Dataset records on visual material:
····················

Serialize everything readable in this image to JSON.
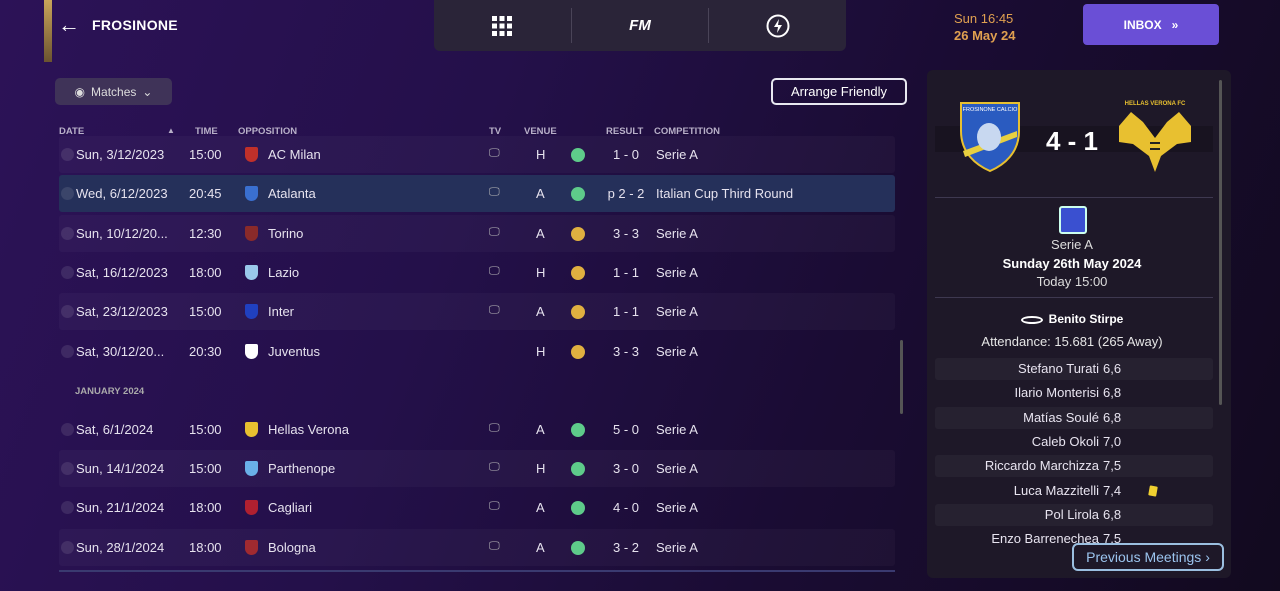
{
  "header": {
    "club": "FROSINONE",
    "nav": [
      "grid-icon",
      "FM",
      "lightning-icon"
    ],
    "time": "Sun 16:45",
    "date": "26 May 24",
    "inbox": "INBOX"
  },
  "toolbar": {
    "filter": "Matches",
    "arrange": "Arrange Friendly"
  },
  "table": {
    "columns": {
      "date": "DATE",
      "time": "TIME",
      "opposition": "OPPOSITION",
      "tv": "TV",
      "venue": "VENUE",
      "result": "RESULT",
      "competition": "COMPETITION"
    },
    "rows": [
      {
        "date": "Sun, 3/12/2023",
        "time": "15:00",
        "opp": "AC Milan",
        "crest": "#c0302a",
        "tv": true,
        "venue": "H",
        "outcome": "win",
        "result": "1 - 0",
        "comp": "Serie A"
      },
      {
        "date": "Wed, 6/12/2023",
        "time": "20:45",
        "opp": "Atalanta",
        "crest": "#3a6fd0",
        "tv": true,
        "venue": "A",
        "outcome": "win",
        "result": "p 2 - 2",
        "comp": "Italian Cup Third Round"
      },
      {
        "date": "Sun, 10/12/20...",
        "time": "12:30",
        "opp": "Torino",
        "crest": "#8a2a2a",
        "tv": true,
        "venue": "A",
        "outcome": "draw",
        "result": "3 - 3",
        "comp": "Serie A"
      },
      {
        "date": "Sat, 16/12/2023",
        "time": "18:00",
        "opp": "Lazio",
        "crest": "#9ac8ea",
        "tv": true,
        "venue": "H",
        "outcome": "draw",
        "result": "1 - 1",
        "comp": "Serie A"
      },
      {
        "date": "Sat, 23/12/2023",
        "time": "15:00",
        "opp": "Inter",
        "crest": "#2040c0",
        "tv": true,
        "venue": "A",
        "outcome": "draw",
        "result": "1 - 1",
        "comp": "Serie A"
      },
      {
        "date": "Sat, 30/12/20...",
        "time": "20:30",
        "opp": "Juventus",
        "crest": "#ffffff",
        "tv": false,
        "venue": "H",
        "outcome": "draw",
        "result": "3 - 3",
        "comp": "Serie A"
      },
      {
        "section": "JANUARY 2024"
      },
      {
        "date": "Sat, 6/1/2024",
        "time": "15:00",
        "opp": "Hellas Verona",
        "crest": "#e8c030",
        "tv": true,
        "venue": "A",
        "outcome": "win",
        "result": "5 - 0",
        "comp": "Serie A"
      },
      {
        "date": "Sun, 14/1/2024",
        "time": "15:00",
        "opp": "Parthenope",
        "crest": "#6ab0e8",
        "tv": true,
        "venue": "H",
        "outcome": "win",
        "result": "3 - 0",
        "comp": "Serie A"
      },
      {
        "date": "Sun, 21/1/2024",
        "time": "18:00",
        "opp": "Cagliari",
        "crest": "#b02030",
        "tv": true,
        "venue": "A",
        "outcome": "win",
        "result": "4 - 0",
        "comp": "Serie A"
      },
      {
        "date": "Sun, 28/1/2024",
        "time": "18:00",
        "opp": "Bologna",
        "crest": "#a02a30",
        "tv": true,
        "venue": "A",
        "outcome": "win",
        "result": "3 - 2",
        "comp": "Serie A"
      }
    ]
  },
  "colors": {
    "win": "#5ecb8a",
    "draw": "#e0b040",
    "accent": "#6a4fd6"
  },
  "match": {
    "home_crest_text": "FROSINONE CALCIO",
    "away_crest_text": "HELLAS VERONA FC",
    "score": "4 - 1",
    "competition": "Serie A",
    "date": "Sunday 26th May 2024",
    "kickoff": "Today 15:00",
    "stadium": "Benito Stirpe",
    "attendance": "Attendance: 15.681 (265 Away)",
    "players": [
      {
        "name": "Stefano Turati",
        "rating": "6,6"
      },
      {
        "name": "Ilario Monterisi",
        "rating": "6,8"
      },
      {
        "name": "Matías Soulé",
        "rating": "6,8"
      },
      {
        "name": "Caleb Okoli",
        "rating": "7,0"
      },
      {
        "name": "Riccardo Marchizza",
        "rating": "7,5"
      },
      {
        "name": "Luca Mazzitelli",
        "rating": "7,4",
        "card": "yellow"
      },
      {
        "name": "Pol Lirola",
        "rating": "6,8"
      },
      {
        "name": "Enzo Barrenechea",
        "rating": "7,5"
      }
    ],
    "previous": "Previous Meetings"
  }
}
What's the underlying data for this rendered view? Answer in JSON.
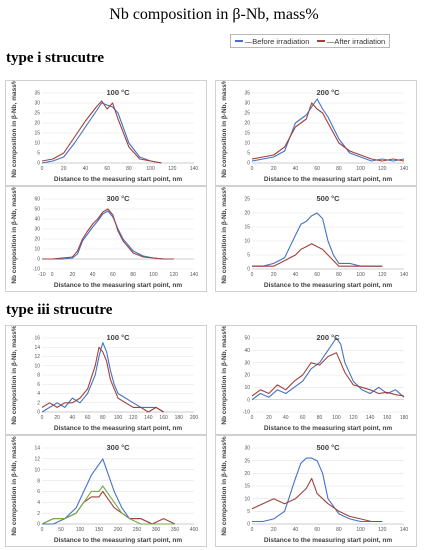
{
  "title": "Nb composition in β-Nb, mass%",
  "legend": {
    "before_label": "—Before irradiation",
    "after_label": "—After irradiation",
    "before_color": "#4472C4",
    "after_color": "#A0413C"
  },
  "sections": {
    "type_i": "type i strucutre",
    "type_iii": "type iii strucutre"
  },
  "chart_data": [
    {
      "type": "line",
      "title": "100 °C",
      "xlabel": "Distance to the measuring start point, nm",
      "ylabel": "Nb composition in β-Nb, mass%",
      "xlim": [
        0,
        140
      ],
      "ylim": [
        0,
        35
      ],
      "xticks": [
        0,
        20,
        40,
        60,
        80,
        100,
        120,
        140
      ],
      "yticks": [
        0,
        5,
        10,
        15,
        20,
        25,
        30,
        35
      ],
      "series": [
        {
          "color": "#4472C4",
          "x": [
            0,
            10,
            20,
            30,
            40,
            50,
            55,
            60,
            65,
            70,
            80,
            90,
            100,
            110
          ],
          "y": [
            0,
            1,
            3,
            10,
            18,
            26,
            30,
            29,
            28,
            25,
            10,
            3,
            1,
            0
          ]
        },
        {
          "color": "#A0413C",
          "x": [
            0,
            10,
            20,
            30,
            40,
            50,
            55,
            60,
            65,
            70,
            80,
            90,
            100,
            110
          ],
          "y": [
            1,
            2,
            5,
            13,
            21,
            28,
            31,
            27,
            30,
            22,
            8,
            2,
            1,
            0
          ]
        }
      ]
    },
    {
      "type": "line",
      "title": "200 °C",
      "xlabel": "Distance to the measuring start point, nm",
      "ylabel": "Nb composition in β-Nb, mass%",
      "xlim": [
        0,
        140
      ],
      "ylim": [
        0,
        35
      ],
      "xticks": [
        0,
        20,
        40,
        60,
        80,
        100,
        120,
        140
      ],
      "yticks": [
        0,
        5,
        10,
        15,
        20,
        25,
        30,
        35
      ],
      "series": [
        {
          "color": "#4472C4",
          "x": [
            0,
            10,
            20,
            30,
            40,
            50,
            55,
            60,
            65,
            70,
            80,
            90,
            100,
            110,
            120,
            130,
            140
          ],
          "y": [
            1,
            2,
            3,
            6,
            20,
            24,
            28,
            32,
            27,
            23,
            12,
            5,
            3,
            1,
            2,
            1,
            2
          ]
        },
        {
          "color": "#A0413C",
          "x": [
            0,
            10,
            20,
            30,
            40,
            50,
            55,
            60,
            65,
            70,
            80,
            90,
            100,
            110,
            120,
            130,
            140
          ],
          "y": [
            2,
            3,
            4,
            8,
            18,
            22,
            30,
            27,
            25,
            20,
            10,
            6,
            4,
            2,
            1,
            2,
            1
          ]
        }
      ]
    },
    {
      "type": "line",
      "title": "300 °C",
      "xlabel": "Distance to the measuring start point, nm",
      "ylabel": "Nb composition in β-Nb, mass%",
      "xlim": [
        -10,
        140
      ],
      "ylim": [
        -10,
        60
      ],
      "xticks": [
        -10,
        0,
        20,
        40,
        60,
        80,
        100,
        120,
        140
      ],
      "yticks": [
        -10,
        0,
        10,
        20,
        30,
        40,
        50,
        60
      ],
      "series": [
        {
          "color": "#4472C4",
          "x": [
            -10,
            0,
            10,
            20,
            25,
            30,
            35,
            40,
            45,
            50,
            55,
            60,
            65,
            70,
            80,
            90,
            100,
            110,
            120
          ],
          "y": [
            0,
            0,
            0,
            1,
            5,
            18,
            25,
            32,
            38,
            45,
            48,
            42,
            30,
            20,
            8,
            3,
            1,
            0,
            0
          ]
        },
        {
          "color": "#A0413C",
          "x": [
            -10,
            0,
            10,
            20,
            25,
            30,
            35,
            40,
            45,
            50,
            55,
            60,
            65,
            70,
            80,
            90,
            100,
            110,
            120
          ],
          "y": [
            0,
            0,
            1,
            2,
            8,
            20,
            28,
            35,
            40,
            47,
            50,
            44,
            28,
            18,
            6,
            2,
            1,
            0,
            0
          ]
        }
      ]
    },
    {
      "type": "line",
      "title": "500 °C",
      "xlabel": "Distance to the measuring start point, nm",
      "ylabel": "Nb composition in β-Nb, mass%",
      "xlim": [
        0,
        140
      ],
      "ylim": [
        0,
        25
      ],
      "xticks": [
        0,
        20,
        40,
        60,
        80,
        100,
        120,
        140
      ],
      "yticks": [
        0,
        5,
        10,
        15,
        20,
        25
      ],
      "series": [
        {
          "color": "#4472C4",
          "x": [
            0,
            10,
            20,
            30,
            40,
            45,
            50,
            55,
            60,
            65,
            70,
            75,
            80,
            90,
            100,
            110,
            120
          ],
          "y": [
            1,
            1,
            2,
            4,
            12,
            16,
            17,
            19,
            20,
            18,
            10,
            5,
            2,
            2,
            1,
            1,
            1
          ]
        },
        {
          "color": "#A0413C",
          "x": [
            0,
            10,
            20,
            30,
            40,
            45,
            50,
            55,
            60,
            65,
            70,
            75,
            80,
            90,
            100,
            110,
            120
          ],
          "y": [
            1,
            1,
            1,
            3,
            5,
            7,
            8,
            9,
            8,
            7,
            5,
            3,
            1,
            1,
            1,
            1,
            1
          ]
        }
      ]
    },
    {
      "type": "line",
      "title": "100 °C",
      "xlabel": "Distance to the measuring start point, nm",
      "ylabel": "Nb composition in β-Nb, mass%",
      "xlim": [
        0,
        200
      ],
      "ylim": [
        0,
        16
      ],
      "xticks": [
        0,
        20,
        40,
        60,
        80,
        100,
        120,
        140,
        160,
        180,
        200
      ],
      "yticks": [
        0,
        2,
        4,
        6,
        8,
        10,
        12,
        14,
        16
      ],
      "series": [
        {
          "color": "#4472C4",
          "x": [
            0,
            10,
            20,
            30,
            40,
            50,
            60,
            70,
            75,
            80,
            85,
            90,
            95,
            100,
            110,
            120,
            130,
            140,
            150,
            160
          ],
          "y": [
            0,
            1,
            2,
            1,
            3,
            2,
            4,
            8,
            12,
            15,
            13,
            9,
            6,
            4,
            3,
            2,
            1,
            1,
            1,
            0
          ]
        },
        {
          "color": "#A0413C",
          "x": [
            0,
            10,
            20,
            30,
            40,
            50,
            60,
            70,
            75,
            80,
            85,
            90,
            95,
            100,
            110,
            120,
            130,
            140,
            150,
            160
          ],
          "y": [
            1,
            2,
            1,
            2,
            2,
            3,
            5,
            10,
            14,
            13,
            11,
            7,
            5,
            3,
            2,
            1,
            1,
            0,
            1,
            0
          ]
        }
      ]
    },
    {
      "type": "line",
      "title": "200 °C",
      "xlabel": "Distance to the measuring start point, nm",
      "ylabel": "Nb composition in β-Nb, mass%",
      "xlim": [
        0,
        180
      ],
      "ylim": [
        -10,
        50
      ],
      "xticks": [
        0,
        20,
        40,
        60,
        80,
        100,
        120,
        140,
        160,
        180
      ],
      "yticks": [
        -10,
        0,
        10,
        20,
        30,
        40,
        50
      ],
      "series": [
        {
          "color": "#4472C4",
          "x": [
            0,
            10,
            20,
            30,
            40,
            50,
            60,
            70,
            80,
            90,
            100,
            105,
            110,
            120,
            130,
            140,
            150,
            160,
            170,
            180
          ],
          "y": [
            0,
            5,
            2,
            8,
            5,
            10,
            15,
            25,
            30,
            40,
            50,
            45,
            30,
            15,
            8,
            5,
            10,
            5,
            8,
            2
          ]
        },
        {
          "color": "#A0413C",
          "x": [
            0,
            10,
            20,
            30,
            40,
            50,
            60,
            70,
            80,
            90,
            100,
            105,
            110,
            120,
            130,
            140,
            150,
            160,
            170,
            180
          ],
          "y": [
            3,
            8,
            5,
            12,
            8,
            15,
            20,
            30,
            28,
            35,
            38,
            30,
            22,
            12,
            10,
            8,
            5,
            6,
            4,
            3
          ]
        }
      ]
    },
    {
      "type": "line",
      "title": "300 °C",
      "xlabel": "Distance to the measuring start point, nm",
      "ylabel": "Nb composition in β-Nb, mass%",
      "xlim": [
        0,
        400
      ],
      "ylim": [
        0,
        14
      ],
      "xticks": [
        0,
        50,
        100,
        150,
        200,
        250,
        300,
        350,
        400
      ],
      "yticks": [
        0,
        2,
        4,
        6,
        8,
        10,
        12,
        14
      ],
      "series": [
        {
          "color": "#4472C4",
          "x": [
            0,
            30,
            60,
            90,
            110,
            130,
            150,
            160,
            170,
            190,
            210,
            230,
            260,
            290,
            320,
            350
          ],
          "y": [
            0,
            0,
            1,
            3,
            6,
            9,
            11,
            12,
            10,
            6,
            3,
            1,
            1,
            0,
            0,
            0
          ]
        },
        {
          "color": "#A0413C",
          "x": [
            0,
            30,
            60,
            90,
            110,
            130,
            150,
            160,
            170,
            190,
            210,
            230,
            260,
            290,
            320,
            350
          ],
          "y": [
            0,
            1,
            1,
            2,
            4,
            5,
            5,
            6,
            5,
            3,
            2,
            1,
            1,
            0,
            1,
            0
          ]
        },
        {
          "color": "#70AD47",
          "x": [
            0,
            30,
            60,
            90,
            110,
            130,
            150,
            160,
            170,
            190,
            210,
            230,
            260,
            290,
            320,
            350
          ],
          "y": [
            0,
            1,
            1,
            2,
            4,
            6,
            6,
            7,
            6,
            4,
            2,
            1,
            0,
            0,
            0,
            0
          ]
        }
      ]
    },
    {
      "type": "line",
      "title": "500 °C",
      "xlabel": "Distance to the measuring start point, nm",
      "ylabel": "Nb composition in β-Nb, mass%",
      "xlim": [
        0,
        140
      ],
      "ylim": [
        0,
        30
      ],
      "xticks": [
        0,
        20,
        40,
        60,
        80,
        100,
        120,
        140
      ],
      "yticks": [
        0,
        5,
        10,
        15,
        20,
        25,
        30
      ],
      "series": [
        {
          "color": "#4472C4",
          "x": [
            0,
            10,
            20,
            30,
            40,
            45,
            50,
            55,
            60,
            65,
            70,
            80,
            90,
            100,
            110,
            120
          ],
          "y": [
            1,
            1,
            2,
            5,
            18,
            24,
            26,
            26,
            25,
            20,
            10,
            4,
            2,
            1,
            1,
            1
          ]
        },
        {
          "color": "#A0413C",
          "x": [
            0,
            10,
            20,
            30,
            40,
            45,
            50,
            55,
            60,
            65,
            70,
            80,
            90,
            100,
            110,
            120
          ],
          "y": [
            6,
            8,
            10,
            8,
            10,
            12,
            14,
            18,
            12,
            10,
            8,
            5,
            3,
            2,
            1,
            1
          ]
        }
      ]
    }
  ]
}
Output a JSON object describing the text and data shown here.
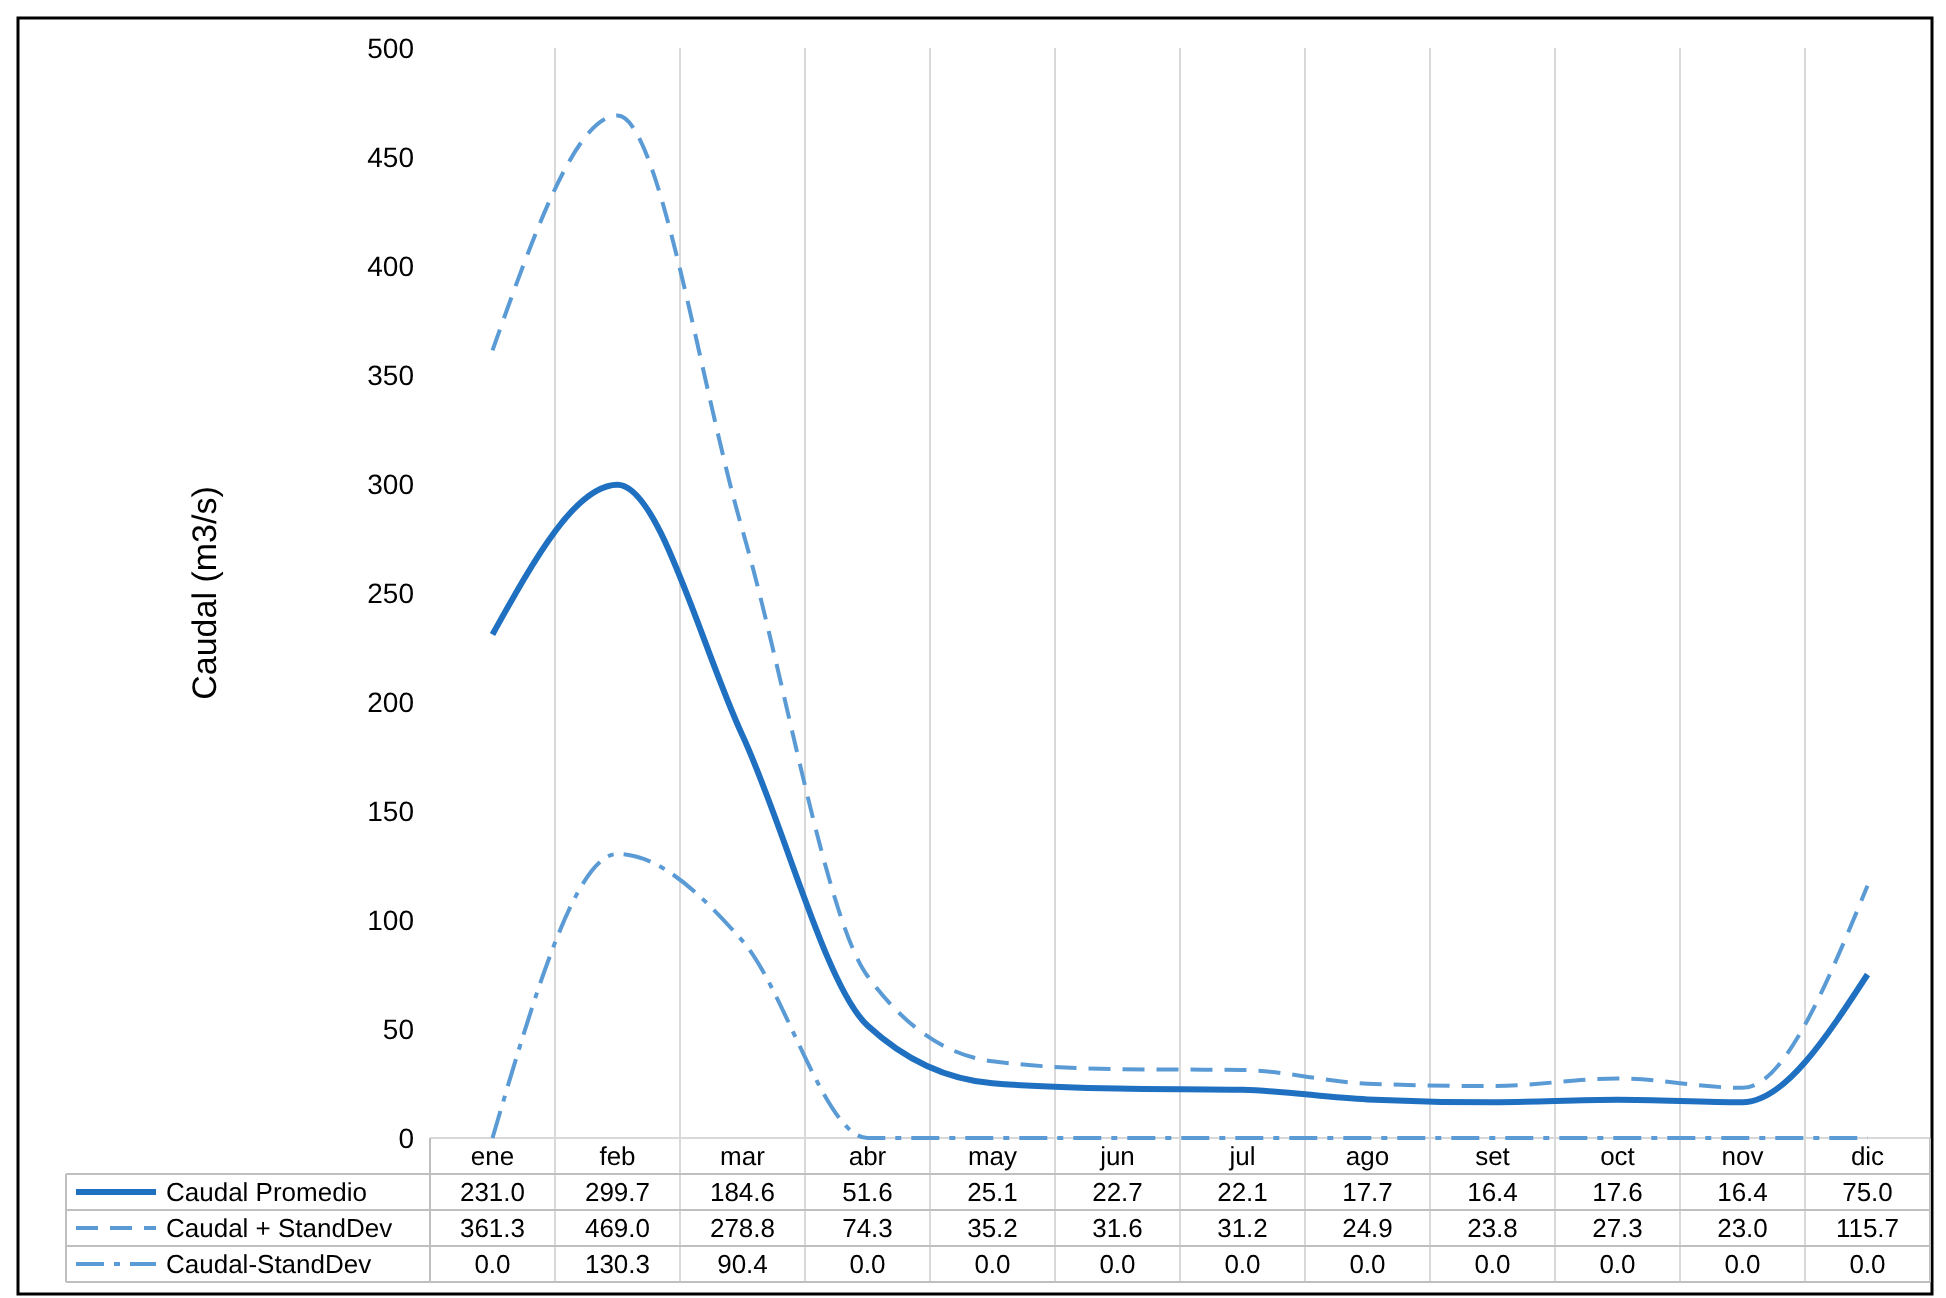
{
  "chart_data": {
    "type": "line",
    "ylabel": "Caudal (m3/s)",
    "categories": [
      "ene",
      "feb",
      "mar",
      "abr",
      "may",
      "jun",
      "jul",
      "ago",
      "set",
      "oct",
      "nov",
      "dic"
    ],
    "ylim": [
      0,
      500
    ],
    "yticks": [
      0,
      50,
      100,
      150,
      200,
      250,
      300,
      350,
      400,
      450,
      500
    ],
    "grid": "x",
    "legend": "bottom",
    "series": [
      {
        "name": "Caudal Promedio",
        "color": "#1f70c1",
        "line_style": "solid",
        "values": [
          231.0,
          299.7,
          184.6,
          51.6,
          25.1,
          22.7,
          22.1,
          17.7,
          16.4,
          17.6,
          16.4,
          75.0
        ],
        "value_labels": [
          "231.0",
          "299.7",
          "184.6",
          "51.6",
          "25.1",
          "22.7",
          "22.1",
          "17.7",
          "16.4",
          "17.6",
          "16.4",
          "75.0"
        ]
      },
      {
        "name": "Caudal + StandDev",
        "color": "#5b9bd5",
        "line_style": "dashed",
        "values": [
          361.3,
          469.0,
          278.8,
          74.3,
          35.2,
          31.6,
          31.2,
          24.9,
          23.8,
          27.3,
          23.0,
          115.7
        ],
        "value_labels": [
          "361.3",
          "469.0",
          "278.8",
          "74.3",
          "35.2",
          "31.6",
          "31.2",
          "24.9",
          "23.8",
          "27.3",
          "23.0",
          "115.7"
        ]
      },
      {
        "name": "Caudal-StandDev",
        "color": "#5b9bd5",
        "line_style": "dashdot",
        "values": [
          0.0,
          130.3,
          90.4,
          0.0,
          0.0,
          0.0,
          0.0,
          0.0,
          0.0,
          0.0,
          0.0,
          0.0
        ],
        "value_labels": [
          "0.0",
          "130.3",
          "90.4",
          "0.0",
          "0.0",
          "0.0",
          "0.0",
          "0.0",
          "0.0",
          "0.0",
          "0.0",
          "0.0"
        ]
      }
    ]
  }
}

····················

Find all lines holding the string "strucutre" and copy them.

    "type_i": "type i strucutre",
    "type_iii": "type iii strucutre"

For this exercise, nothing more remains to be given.